- Your goal -
Your task is to transcribe all of the data below exactly, omitting the images.

## Begin Record set

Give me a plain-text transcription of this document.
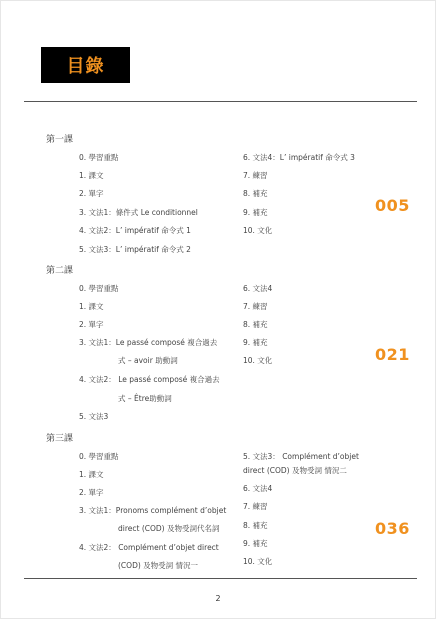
目錄
第一課
0. 學習重點
1. 課文
2. 單字
3. 文法1：條件式 Le conditionnel
4. 文法2：L’ impératif 命令式 1
5. 文法3：L’ impératif 命令式 2
6. 文法4：L’ impératif 命令式 3
7. 練習
8. 補充
9. 補充
10. 文化
005
第二課
0. 學習重點
1. 課文
2. 單字
3. 文法1：Le passé composé 複合過去
式 – avoir 助動詞
4. 文法2： Le passé composé 複合過去
式 – Être助動詞
5. 文法3
6. 文法4
7. 練習
8. 補充
9. 補充
10. 文化	021
第三課
0. 學習重點
1. 課文
2. 單字
3. 文法1：Pronoms complément d’objet
direct (COD) 及物受詞代名詞
4. 文法2： Complément d’objet direct
(COD) 及物受詞 情況一
5. 文法3： Complément d’objet
direct (COD) 及物受詞 情況二
6. 文法4
7. 練習
8. 補充
9. 補充
10. 文化
036
2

## End Record set

- Completed exercise -
Give me a plain-text transcription of this document.
目錄
第一課
0. 學習重點
1. 課文
2. 單字
3. 文法1：條件式 Le conditionnel
4. 文法2：L’ impératif 命令式 1
5. 文法3：L’ impératif 命令式 2
6. 文法4：L’ impératif 命令式 3
7. 練習
8. 補充
9. 補充
10. 文化
005
第二課
0. 學習重點
1. 課文
2. 單字
3. 文法1：Le passé composé 複合過去
式 – avoir 助動詞
4. 文法2： Le passé composé 複合過去
式 – Être助動詞
5. 文法3
6. 文法4
7. 練習
8. 補充
9. 補充
10. 文化	021
第三課
0. 學習重點
1. 課文
2. 單字
3. 文法1：Pronoms complément d’objet
direct (COD) 及物受詞代名詞
4. 文法2： Complément d’objet direct
(COD) 及物受詞 情況一
5. 文法3： Complément d’objet
direct (COD) 及物受詞 情況二
6. 文法4
7. 練習
8. 補充
9. 補充
10. 文化
036
2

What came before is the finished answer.